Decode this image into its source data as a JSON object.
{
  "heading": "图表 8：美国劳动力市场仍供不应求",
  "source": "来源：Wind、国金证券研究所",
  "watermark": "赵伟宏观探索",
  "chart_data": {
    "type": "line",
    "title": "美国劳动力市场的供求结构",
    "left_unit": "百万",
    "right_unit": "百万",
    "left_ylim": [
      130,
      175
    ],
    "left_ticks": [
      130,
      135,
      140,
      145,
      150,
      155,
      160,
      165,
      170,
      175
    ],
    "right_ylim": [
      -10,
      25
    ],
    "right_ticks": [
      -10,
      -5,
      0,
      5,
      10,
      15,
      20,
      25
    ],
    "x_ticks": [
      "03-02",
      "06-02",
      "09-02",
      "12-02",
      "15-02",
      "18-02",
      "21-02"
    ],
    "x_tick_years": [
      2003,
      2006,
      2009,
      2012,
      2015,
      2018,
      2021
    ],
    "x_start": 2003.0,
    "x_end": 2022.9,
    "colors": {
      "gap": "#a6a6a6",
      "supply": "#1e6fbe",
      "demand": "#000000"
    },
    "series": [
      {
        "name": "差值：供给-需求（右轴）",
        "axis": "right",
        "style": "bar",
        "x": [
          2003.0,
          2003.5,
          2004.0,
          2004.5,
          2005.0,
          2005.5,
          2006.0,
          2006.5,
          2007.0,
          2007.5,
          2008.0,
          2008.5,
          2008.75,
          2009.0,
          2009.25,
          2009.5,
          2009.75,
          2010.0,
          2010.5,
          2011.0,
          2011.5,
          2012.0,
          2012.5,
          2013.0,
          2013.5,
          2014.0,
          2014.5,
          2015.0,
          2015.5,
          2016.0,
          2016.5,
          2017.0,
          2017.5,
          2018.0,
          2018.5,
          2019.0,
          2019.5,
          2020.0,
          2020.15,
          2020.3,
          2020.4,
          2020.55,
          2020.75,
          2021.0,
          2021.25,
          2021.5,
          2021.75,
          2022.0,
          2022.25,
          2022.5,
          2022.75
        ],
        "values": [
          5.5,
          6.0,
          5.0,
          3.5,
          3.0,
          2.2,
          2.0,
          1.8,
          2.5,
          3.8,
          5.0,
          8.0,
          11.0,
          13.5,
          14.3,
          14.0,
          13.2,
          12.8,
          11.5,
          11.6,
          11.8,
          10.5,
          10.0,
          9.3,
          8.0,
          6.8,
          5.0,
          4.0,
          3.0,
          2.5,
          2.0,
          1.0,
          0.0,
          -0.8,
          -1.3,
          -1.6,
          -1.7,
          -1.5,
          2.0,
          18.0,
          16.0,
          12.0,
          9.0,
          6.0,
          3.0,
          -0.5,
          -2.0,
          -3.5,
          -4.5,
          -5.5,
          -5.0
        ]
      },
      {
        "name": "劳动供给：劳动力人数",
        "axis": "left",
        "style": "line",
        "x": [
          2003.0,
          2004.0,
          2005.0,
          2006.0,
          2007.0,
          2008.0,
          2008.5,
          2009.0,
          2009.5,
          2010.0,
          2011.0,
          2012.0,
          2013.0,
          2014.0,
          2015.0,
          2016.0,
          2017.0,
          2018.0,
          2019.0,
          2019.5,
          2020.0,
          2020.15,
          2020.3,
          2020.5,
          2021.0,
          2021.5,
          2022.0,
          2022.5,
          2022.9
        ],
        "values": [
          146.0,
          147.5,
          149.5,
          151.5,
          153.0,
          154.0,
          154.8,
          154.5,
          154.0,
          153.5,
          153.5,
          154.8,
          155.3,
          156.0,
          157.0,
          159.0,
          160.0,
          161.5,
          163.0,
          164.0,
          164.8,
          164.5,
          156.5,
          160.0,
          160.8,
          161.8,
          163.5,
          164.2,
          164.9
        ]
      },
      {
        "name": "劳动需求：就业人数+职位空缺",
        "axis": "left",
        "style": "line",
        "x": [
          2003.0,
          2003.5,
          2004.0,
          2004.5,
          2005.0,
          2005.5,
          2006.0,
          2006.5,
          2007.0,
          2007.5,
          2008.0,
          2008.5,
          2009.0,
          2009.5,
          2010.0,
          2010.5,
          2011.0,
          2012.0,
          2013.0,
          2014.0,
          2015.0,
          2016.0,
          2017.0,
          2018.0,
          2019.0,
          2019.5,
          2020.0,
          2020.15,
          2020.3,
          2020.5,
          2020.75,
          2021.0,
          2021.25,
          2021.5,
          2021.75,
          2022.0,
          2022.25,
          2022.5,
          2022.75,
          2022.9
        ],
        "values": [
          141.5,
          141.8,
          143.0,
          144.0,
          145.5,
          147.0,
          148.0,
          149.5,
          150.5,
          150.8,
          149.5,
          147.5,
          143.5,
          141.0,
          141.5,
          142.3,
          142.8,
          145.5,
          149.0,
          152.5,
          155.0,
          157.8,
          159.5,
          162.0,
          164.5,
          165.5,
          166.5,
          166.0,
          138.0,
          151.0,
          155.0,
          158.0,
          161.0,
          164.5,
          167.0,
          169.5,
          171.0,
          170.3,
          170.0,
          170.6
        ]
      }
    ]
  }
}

++++++

* **What is being asked**:
In the lines above, locate the string "name". Copy every line where it occurs.

* **Solution to this task**:
        "name": "差值：供给-需求（右轴）",
        "name": "劳动供给：劳动力人数",
        "name": "劳动需求：就业人数+职位空缺",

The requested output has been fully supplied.